→ What is asked
Exclude the pictures and retype the entries as written.

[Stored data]
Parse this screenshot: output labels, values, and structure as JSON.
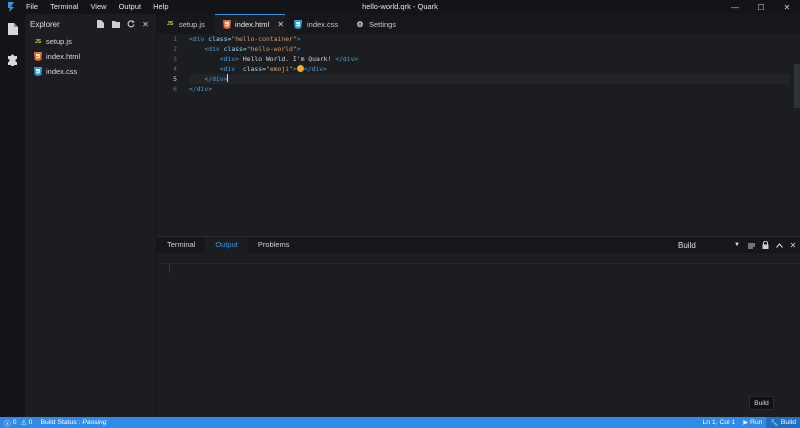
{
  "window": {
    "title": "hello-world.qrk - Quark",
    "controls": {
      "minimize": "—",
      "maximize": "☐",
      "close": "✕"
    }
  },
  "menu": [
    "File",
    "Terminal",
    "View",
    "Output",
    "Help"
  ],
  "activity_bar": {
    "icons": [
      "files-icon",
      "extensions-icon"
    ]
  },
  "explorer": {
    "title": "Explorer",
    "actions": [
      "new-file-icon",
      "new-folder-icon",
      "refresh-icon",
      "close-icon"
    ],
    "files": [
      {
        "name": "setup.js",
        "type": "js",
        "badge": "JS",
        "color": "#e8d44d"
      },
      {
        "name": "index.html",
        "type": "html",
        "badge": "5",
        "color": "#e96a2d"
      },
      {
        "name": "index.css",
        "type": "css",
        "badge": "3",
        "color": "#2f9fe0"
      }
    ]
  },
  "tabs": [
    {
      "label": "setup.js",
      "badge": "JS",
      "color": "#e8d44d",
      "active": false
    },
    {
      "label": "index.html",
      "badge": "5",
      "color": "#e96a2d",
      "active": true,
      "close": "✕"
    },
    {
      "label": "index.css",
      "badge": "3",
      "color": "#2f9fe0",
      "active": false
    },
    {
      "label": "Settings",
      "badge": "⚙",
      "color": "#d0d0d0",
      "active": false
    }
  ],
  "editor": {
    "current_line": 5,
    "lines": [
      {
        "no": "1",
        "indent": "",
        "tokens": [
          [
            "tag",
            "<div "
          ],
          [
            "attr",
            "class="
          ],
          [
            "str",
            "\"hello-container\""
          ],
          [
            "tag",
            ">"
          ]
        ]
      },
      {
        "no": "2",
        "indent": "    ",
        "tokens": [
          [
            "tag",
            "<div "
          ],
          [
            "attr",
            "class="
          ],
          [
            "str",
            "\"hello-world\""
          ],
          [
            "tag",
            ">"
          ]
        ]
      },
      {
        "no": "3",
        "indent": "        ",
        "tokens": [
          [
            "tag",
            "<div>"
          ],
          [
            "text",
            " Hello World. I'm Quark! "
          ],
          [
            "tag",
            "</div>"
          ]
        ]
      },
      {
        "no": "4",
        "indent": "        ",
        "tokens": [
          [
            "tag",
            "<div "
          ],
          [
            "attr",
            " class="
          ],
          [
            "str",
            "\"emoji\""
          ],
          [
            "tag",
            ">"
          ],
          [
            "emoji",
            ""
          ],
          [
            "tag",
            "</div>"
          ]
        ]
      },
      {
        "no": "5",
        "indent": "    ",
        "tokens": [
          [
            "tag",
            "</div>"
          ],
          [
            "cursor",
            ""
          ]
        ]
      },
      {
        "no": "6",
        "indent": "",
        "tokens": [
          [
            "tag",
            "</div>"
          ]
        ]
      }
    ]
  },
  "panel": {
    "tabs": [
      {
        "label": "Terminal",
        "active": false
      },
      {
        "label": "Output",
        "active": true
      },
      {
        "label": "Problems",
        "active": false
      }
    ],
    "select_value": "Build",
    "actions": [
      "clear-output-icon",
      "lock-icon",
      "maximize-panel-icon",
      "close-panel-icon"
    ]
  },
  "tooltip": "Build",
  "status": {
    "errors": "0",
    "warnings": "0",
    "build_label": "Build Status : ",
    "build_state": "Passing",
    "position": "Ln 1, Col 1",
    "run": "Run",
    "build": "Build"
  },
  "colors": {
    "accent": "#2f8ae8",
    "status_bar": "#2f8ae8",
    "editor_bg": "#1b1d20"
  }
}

→ Result of this exercise
Parse this screenshot: output labels, values, and structure as JSON.
{
  "window": {
    "title": "hello-world.qrk - Quark",
    "controls": {
      "minimize": "—",
      "maximize": "☐",
      "close": "✕"
    }
  },
  "menu": [
    "File",
    "Terminal",
    "View",
    "Output",
    "Help"
  ],
  "activity_bar": {
    "icons": [
      "files-icon",
      "extensions-icon"
    ]
  },
  "explorer": {
    "title": "Explorer",
    "actions": [
      "new-file-icon",
      "new-folder-icon",
      "refresh-icon",
      "close-icon"
    ],
    "files": [
      {
        "name": "setup.js",
        "type": "js",
        "badge": "JS",
        "color": "#e8d44d"
      },
      {
        "name": "index.html",
        "type": "html",
        "badge": "5",
        "color": "#e96a2d"
      },
      {
        "name": "index.css",
        "type": "css",
        "badge": "3",
        "color": "#2f9fe0"
      }
    ]
  },
  "tabs": [
    {
      "label": "setup.js",
      "badge": "JS",
      "color": "#e8d44d",
      "active": false
    },
    {
      "label": "index.html",
      "badge": "5",
      "color": "#e96a2d",
      "active": true,
      "close": "✕"
    },
    {
      "label": "index.css",
      "badge": "3",
      "color": "#2f9fe0",
      "active": false
    },
    {
      "label": "Settings",
      "badge": "⚙",
      "color": "#d0d0d0",
      "active": false
    }
  ],
  "editor": {
    "current_line": 5,
    "lines": [
      {
        "no": "1",
        "indent": "",
        "tokens": [
          [
            "tag",
            "<div "
          ],
          [
            "attr",
            "class="
          ],
          [
            "str",
            "\"hello-container\""
          ],
          [
            "tag",
            ">"
          ]
        ]
      },
      {
        "no": "2",
        "indent": "    ",
        "tokens": [
          [
            "tag",
            "<div "
          ],
          [
            "attr",
            "class="
          ],
          [
            "str",
            "\"hello-world\""
          ],
          [
            "tag",
            ">"
          ]
        ]
      },
      {
        "no": "3",
        "indent": "        ",
        "tokens": [
          [
            "tag",
            "<div>"
          ],
          [
            "text",
            " Hello World. I'm Quark! "
          ],
          [
            "tag",
            "</div>"
          ]
        ]
      },
      {
        "no": "4",
        "indent": "        ",
        "tokens": [
          [
            "tag",
            "<div "
          ],
          [
            "attr",
            " class="
          ],
          [
            "str",
            "\"emoji\""
          ],
          [
            "tag",
            ">"
          ],
          [
            "emoji",
            ""
          ],
          [
            "tag",
            "</div>"
          ]
        ]
      },
      {
        "no": "5",
        "indent": "    ",
        "tokens": [
          [
            "tag",
            "</div>"
          ],
          [
            "cursor",
            ""
          ]
        ]
      },
      {
        "no": "6",
        "indent": "",
        "tokens": [
          [
            "tag",
            "</div>"
          ]
        ]
      }
    ]
  },
  "panel": {
    "tabs": [
      {
        "label": "Terminal",
        "active": false
      },
      {
        "label": "Output",
        "active": true
      },
      {
        "label": "Problems",
        "active": false
      }
    ],
    "select_value": "Build",
    "actions": [
      "clear-output-icon",
      "lock-icon",
      "maximize-panel-icon",
      "close-panel-icon"
    ]
  },
  "tooltip": "Build",
  "status": {
    "errors": "0",
    "warnings": "0",
    "build_label": "Build Status : ",
    "build_state": "Passing",
    "position": "Ln 1, Col 1",
    "run": "Run",
    "build": "Build"
  },
  "colors": {
    "accent": "#2f8ae8",
    "status_bar": "#2f8ae8",
    "editor_bg": "#1b1d20"
  }
}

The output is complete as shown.